[Extracted data entries]

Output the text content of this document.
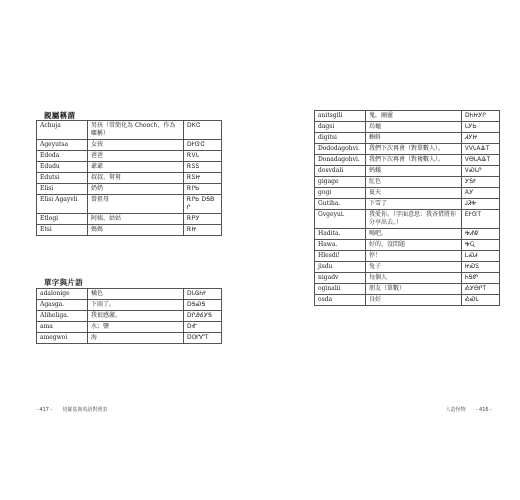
親屬稱謂
Achuja	男孩（常簡化為 Chooch，作為暱稱）	DᏦᏣ
Ageyutsa	女孩	DᎨᏳᏣ
Edoda	爸爸	ᎡᏙᏓ
Edudu	爺爺	ᎡᏚᏚ
Edutsi	叔叔、舅舅	ᎡᏚᏥ
Elisi	奶奶	ᎡᎵᏏ
Elisi Agayvli	曾祖母	ᎡᎵᏏ DᎦᏴᎵ
Etlogi	阿姨、姑姑	ᎡᏢᎩ
Etsi	媽媽	ᎡᏥ
單字與片語
adalonige	橘色	DᏓᎶᏂᎨ
Agasga.	下雨了。	DᎦᏍᎦ
Aliheliga.	我很感激。	DᎵᎯᎴᎩᎦ
ama	水；鹽	DᎹ
amegwoi	海	DᎺᏉᎢ
- 417 -　　切羅基與英語對照表
anitsgili	鬼，幽靈	DᏂᏥᎩᎵ
dagsi	烏龜	ᏓᎩᏏ
digitsi	蝌蚪	ᏗᎩᏥ
Dododagohvi.	我們下次再會（對單數人）。	ᏙᏙᏓᎪᎲᎢ
Donadagohvi.	我們下次再會（對複數人）。	ᏙᎾᏓᎪᎲᎢ
dosvdali	蚂蟻	ᏙᏍᏓᎵ
gigage	紅色	ᎩᎦᎨ
gogi	夏天	ᎪᎩ
Gutiha.	下雪了	ᎫᏘᎭ
Gvgeyui.	我愛你。（字面意思：我吝惜將你分享出去。）	ᎬᎨᏳᎢ
Hadita.	喝吧。	ᎭᏗᏔ
Hawa.	好的，沒問題	ᎭᏩ
Hlesdi!	停！	ᏞᏍᏗ
jisdu	兔子	ᏥᏍᏚ
nigadv	每個人	ᏂᎦᏛ
oginalii	朋友（單數）	ᎣᎩᎾᎵᎢ
osda	良好	ᎣᏍᏓ
人造怪物　　- 416 -
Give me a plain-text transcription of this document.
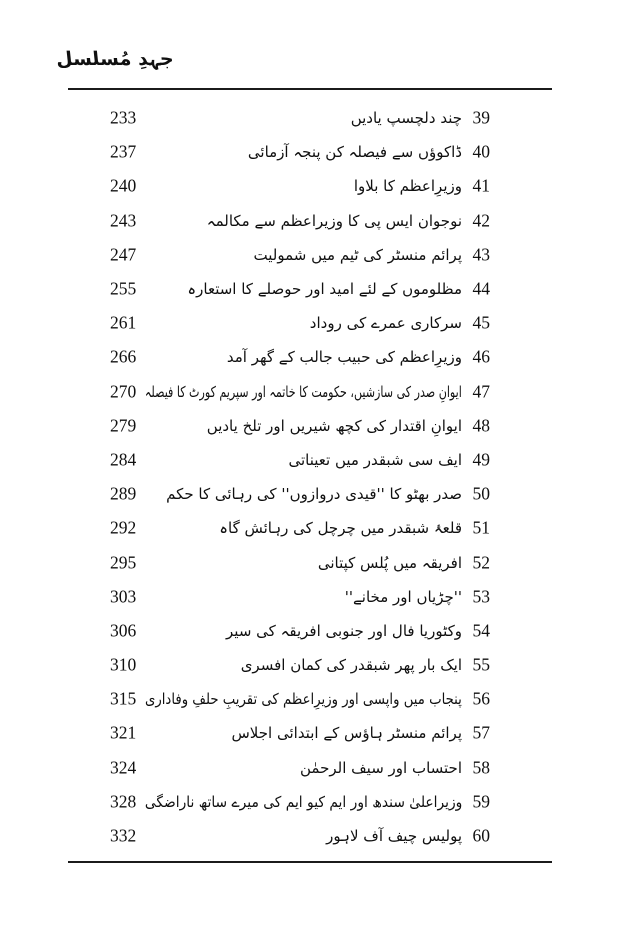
جہدِ مُسلسل
39
چند دلچسپ یادیں
233
40
ڈاکوؤں سے فیصلہ کن پنجہ آزمائی
237
41
وزیرِاعظم کا بلاوا
240
42
نوجوان ایس پی کا وزیراعظم سے مکالمہ
243
43
پرائم منسٹر کی ٹیم میں شمولیت
247
44
مظلوموں کے لئے امید اور حوصلے کا استعارہ
255
45
سرکاری عمرے کی روداد
261
46
وزیرِاعظم کی حبیب جالب کے گھر آمد
266
47
ایوانِ صدر کی سازشیں، حکومت کا خاتمہ اور سپریم کورٹ کا فیصلہ
270
48
ایوانِ اقتدار کی کچھ شیریں اور تلخ یادیں
279
49
ایف سی شبقدر میں تعیناتی
284
50
صدر بھٹو کا ''قیدی دروازوں'' کی رہائی کا حکم
289
51
قلعۂ شبقدر میں چرچل کی رہائش گاہ
292
52
افریقہ میں پُلس کپتانی
295
53
''چڑیاں اور مخانے''
303
54
وکٹوریا فال اور جنوبی افریقہ کی سیر
306
55
ایک بار پھر شبقدر کی کمان افسری
310
56
پنجاب میں واپسی اور وزیرِاعظم کی تقریبِ حلفِ وفاداری
315
57
پرائم منسٹر ہاؤس کے ابتدائی اجلاس
321
58
احتساب اور سیف الرحمٰن
324
59
وزیراعلیٰ سندھ اور ایم کیو ایم کی میرے ساتھ ناراضگی
328
60
پولیس چیف آف لاہور
332
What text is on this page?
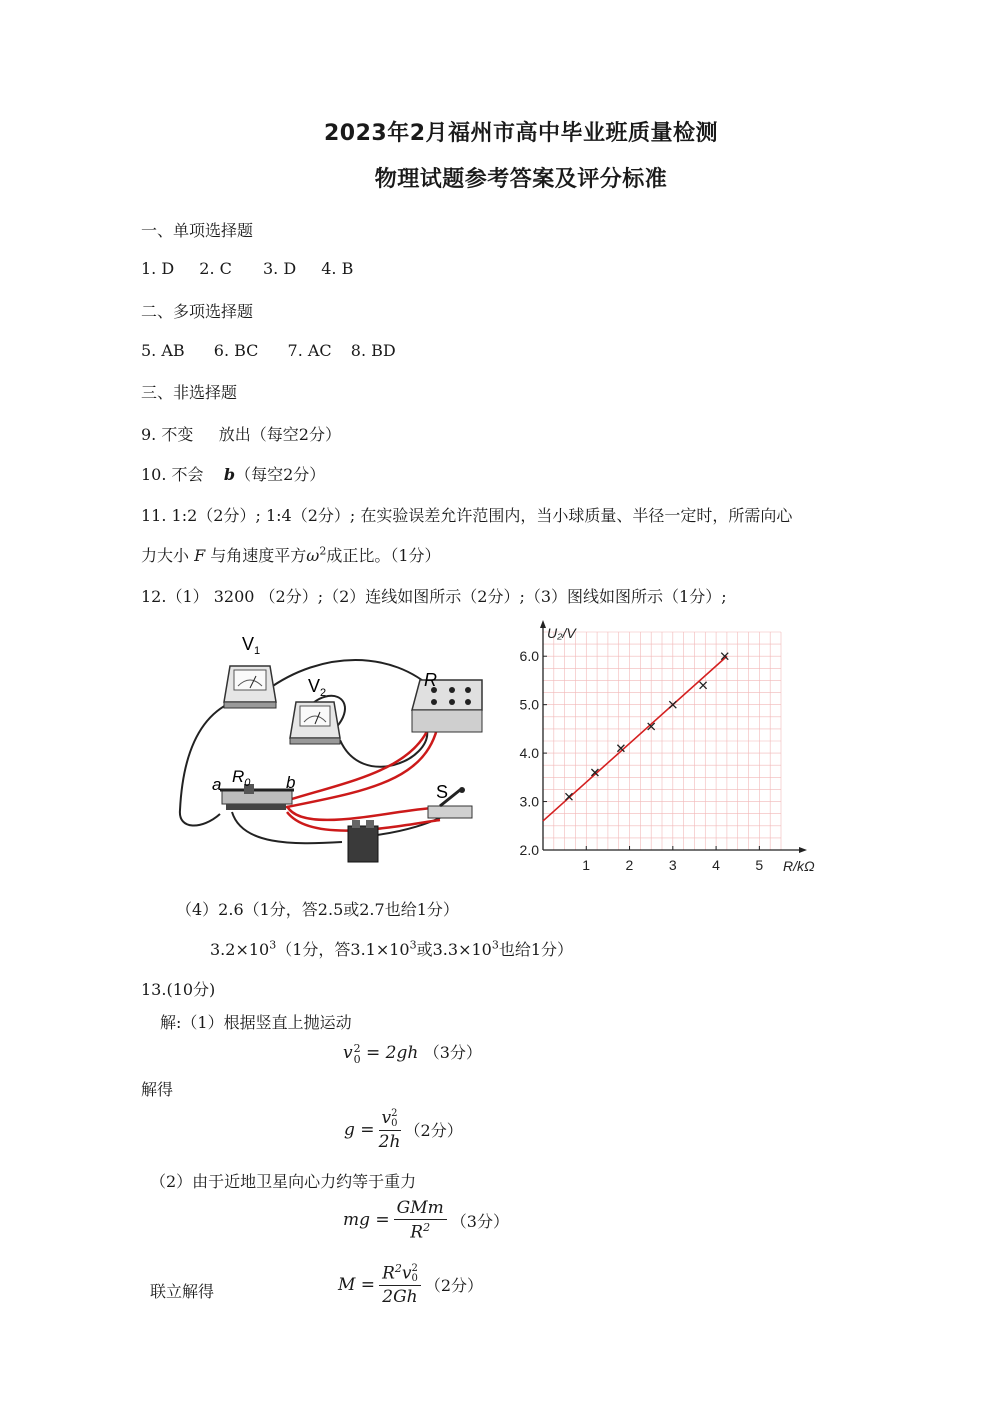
2023年2月福州市高中毕业班质量检测
物理试题参考答案及评分标准
一、单项选择题
1. D 2. C 3. D 4. B
二、多项选择题
5. AB 6. BC 7. AC 8. BD
三、非选择题
9. 不变     放出（每空2分）
10. 不会    b（每空2分）
11. 1:2（2分）; 1:4（2分）; 在实验误差允许范围内，当小球质量、半径一定时，所需向心
力大小 F 与角速度平方$\omega^2$成正比。（1分）
12.（1） 3200 （2分）;（2）连线如图所示（2分）;（3）图线如图所示（1分）;
$V_1$
$V_2$
R
a $R_0$ b	S
1	2	3	4	5
2.0
3.0
4.0
5.0
6.0
R/kΩ
U₂/V
（4）2.6（1分，答2.5或2.7也给1分）
$3.2\times 10^3(1$分，答$3.1\times 10^3$或$3.3\times 10^3$也给1分）
13.(10分)
解:（1）根据竖直上抛运动
v 2
0 = 2gh （3分）
解得
g = v 2
0
2h （2分）
（2）由于近地卫星向心力约等于重力
mg = $\frac{\text{GMm}}{R^2} (3$分）
联立解得	$M = R^2v$ 2
0
2Gh （2分）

Requirements.
Copy all lines from the material that contain "ایوان".

Output below.
ایوانِ صدر کی سازشیں، حکومت کا خاتمہ اور سپریم کورٹ کا فیصلہ
ایوانِ اقتدار کی کچھ شیریں اور تلخ یادیں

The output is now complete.